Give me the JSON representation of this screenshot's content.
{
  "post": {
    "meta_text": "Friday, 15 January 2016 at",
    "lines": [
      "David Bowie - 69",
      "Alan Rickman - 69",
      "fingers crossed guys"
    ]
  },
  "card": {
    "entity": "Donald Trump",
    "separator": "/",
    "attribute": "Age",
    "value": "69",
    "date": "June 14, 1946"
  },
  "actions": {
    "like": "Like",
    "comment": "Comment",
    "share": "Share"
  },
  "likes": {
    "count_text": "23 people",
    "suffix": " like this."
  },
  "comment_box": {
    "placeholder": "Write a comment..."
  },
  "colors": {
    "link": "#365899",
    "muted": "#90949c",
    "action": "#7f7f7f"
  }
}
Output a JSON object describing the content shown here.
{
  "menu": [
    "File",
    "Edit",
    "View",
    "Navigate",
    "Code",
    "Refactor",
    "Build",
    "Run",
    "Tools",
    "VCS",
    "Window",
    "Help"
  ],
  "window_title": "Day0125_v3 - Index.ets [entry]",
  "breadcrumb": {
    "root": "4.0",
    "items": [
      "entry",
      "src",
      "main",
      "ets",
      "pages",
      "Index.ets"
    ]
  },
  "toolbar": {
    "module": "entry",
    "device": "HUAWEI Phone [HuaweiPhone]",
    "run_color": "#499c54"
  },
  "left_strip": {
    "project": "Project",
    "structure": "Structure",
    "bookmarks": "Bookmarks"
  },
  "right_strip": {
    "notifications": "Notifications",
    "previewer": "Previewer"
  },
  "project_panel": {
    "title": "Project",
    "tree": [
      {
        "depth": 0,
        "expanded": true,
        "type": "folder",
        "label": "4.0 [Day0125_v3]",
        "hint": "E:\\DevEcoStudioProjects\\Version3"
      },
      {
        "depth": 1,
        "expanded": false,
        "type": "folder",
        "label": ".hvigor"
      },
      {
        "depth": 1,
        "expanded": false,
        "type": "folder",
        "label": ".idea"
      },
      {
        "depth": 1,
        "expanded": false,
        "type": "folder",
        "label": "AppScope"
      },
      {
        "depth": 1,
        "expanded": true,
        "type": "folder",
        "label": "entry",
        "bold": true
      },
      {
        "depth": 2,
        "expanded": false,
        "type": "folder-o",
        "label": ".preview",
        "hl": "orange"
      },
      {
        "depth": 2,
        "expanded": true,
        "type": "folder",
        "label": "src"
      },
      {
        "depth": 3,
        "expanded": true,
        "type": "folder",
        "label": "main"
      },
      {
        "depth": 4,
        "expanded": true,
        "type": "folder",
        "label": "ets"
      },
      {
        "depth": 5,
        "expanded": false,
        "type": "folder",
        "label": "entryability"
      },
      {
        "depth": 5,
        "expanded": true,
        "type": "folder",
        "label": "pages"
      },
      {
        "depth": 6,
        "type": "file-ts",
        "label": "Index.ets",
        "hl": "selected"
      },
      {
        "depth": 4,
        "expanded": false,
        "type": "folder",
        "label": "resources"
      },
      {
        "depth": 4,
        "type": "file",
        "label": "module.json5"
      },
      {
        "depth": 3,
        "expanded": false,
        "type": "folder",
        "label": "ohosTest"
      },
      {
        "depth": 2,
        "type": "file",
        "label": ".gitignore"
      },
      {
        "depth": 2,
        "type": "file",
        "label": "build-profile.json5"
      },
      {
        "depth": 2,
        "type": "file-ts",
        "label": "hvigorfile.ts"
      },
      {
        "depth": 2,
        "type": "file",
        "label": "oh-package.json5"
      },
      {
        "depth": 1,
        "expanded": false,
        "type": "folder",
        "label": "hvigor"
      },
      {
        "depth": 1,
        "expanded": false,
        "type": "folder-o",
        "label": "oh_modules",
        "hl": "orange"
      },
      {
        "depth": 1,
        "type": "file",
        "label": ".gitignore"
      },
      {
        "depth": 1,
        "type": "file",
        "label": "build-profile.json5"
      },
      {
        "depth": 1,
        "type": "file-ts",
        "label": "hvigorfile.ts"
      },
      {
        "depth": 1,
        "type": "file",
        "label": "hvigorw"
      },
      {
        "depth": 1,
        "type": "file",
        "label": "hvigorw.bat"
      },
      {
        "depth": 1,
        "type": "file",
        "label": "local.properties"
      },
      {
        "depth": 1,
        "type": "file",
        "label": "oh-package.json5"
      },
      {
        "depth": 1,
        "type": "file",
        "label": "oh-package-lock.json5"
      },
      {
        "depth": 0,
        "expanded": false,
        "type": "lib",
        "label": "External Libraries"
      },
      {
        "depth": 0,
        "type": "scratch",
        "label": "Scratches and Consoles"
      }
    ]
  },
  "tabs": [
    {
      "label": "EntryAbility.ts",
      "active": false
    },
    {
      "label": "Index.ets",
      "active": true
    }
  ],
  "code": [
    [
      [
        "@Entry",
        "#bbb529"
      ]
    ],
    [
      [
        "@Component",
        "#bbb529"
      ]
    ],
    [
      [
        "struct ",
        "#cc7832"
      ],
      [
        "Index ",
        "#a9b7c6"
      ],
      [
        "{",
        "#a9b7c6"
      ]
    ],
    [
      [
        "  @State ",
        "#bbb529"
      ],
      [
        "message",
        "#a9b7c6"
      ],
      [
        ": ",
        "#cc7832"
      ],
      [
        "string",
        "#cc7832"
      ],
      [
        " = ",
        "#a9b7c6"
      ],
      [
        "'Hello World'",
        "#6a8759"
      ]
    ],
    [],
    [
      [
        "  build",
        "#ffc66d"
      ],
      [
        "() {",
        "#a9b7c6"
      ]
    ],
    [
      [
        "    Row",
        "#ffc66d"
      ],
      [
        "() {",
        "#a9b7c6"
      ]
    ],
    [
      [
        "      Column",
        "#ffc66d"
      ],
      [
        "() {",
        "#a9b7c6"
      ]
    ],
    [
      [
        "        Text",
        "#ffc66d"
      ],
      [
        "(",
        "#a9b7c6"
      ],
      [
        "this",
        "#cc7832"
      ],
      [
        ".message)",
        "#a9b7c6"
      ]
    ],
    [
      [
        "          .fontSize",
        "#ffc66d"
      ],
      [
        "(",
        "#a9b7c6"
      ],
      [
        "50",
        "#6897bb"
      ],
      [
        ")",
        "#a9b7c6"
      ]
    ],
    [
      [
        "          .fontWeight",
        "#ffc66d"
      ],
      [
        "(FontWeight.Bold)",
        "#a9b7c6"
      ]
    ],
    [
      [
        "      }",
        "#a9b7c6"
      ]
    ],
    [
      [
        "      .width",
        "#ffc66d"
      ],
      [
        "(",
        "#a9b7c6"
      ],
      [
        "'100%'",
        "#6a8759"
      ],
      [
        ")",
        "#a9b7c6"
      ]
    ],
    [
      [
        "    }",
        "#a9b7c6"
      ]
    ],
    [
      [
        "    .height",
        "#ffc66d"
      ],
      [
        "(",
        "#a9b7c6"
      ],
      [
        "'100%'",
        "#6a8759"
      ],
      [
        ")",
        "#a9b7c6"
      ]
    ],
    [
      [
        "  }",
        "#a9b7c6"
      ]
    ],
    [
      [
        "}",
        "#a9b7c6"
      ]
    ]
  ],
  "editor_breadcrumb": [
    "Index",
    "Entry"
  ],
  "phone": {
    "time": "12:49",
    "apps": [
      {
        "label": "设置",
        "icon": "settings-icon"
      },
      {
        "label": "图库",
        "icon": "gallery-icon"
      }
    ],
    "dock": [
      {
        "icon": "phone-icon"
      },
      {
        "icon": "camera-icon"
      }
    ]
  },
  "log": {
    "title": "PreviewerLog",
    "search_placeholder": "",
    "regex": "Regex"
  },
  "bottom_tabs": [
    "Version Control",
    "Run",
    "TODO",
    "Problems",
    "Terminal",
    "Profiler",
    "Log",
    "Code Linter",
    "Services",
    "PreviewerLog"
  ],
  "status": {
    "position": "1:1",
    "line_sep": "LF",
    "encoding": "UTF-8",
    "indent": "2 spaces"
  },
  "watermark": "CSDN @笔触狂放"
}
_ _ _ _ _ _ _
Exercise details: Pick out each line above that includes "icon" and show it.

Response to the task:
        "icon": "settings-icon"
        "icon": "gallery-icon"
        "icon": "phone-icon"
        "icon": "camera-icon"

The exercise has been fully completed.